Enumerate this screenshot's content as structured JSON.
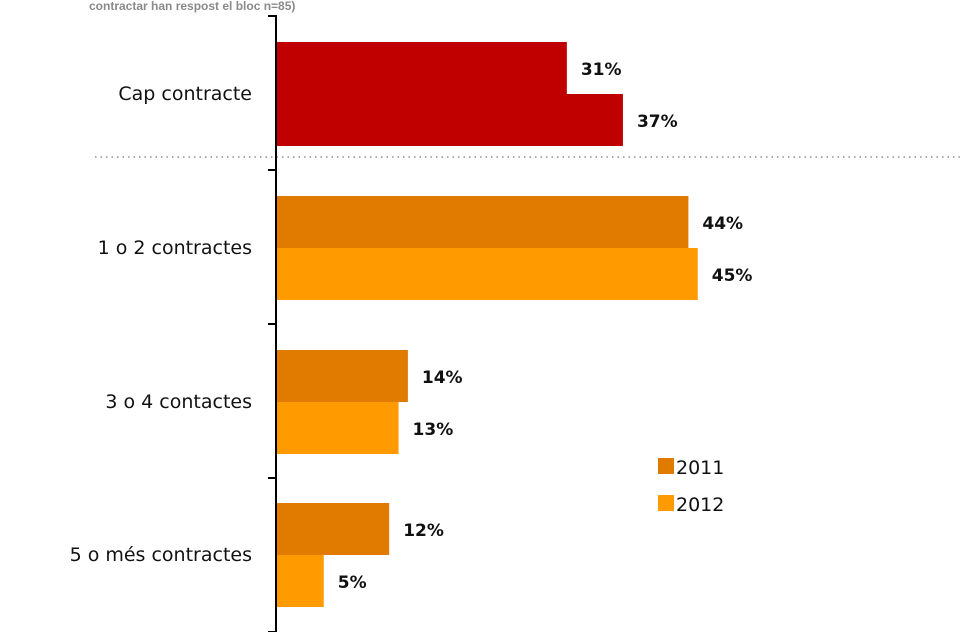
{
  "chart_data": {
    "type": "bar",
    "orientation": "horizontal",
    "title": "contractar han respost el bloc n=85)",
    "categories": [
      "Cap contracte",
      "1 o 2 contractes",
      "3 o 4 contactes",
      "5 o més contractes"
    ],
    "series": [
      {
        "name": "2011",
        "values": [
          31,
          44,
          14,
          12
        ],
        "labels": [
          "31%",
          "44%",
          "14%",
          "12%"
        ]
      },
      {
        "name": "2012",
        "values": [
          37,
          45,
          13,
          5
        ],
        "labels": [
          "37%",
          "45%",
          "13%",
          "5%"
        ]
      }
    ],
    "xlim": [
      0,
      50
    ],
    "unit": "%",
    "colors": {
      "2011": "#E07B00",
      "2012": "#FF9A00",
      "highlight_2011": "#C00000",
      "highlight_2012": "#C00000"
    },
    "highlighted_category": "Cap contracte",
    "separator_after_category": "Cap contracte",
    "legend_position": "right",
    "grid": false
  }
}
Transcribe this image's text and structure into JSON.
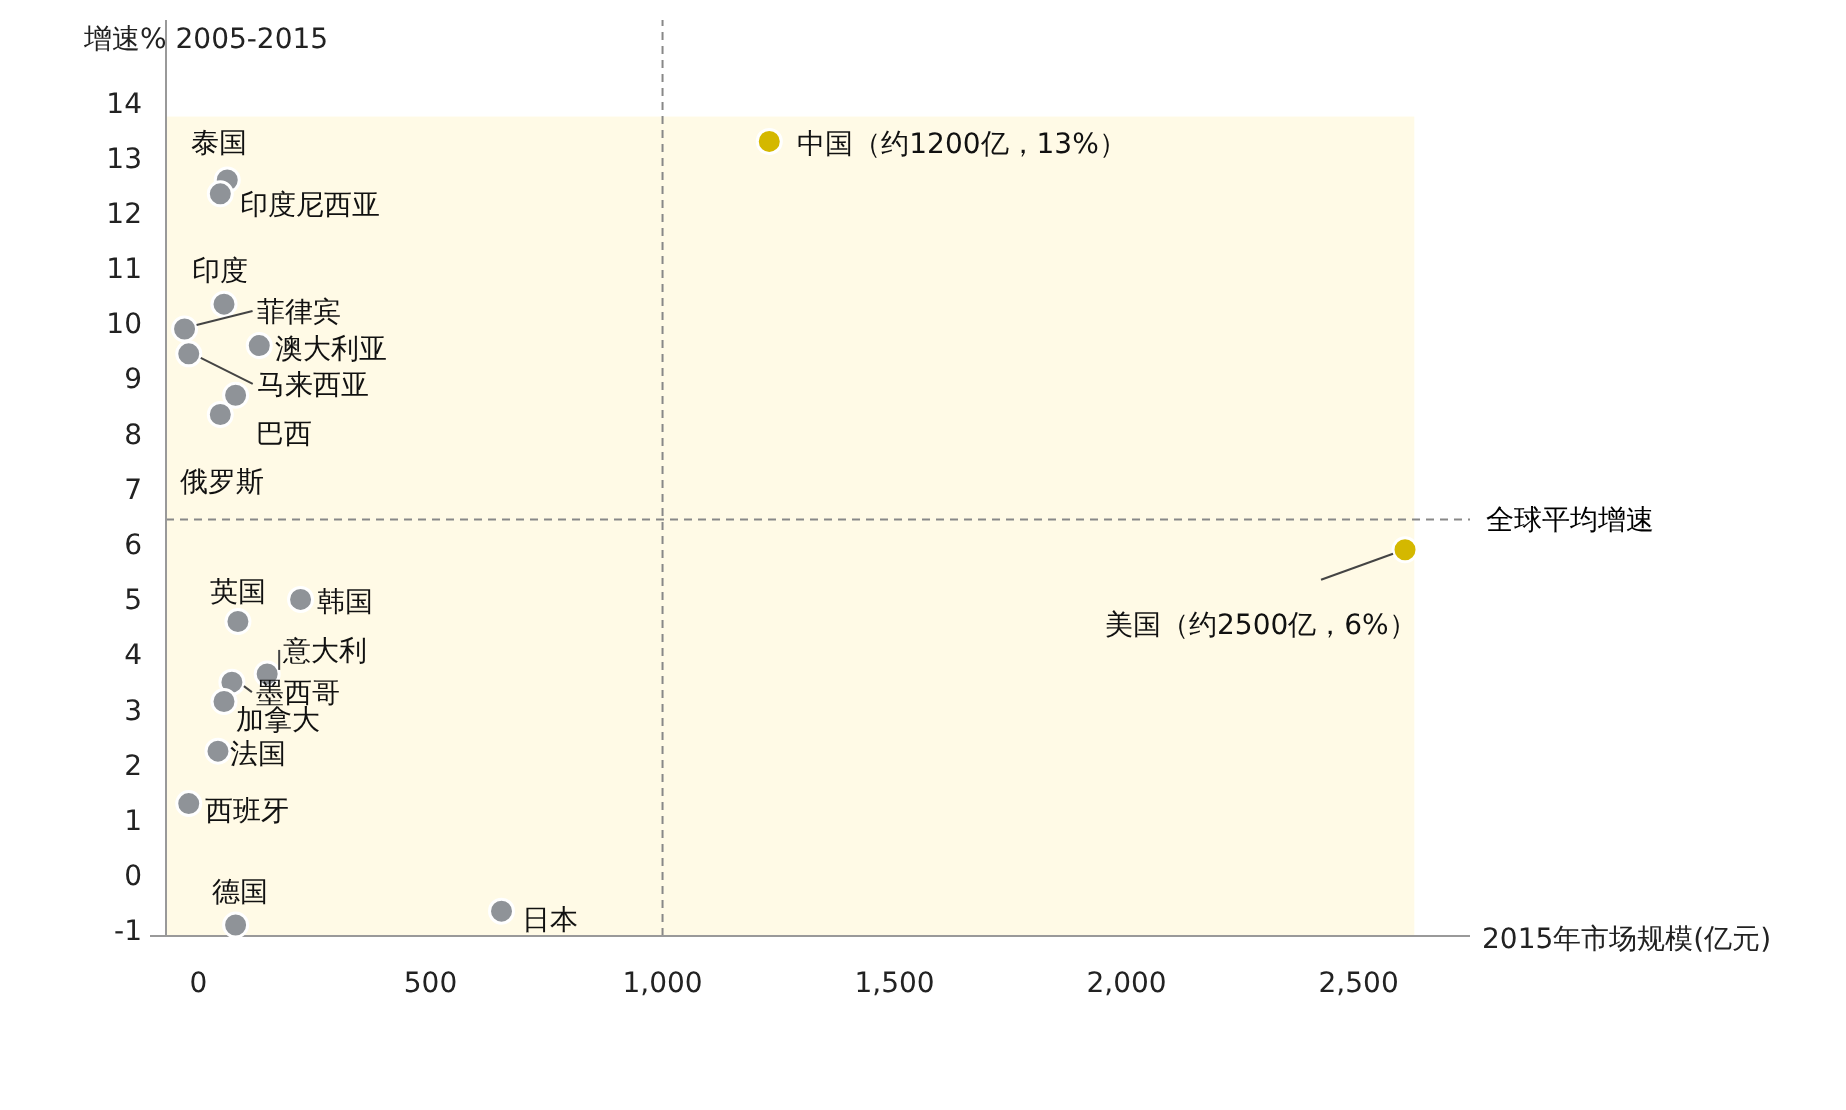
{
  "chart_data": {
    "type": "scatter",
    "xlabel": "2015年市场规模(亿元)",
    "ylabel": "增速% 2005-2015",
    "marker": "circle",
    "grid": false,
    "xlim": [
      -70,
      2740
    ],
    "ylim": [
      -1.1,
      15.5
    ],
    "xticks": [
      0,
      500,
      {
        "value": 1000,
        "label": "1,000"
      },
      {
        "value": 1500,
        "label": "1,500"
      },
      {
        "value": 2000,
        "label": "2,000"
      },
      {
        "value": 2500,
        "label": "2,500"
      }
    ],
    "yticks": [
      -1,
      0,
      1,
      2,
      3,
      4,
      5,
      6,
      7,
      8,
      9,
      10,
      11,
      12,
      13,
      14
    ],
    "series": [
      {
        "color": "#8f9398",
        "x": [
          62,
          47,
          55,
          -30,
          131,
          -21,
          80,
          47,
          85,
          220,
          148,
          72,
          55,
          42,
          -21,
          80,
          653
        ],
        "values": [
          12.6,
          12.35,
          10.35,
          9.9,
          9.6,
          9.45,
          8.7,
          8.35,
          4.6,
          5.0,
          3.65,
          3.5,
          3.15,
          2.25,
          1.3,
          -0.9,
          -0.65
        ]
      },
      {
        "color": "#d4b800",
        "x": [
          1230,
          2600
        ],
        "values": [
          13.3,
          5.9
        ]
      }
    ],
    "ref_lines": [
      {
        "axis": "y",
        "value": 6.45,
        "label": "全球平均增速",
        "line_style": "dashed"
      },
      {
        "axis": "x",
        "value": 1000,
        "label": null,
        "line_style": "dashed"
      }
    ],
    "annotations": [
      {
        "text": "泰国",
        "x": 62,
        "y": 12.6
      },
      {
        "text": "印度尼西亚",
        "x": 47,
        "y": 12.35
      },
      {
        "text": "印度",
        "x": 55,
        "y": 10.35
      },
      {
        "text": "菲律宾",
        "x": -30,
        "y": 9.9
      },
      {
        "text": "澳大利亚",
        "x": 131,
        "y": 9.6
      },
      {
        "text": "马来西亚",
        "x": -21,
        "y": 9.45
      },
      {
        "text": "巴西",
        "x": 80,
        "y": 8.7
      },
      {
        "text": "俄罗斯",
        "x": 47,
        "y": 8.35
      },
      {
        "text": "英国",
        "x": 85,
        "y": 4.6
      },
      {
        "text": "韩国",
        "x": 220,
        "y": 5.0
      },
      {
        "text": "意大利",
        "x": 148,
        "y": 3.65
      },
      {
        "text": "墨西哥",
        "x": 72,
        "y": 3.5
      },
      {
        "text": "加拿大",
        "x": 55,
        "y": 3.15
      },
      {
        "text": "法国",
        "x": 42,
        "y": 2.25
      },
      {
        "text": "西班牙",
        "x": -21,
        "y": 1.3
      },
      {
        "text": "德国",
        "x": 80,
        "y": -0.9
      },
      {
        "text": "日本",
        "x": 653,
        "y": -0.65
      },
      {
        "text": "中国（约1200亿，13%）",
        "x": 1230,
        "y": 13.3
      },
      {
        "text": "美国（约2500亿，6%）",
        "x": 2600,
        "y": 5.9
      }
    ]
  }
}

+ + + + +

From the material given, work out how many lines hold the string "this"; state that number and nothing further.

2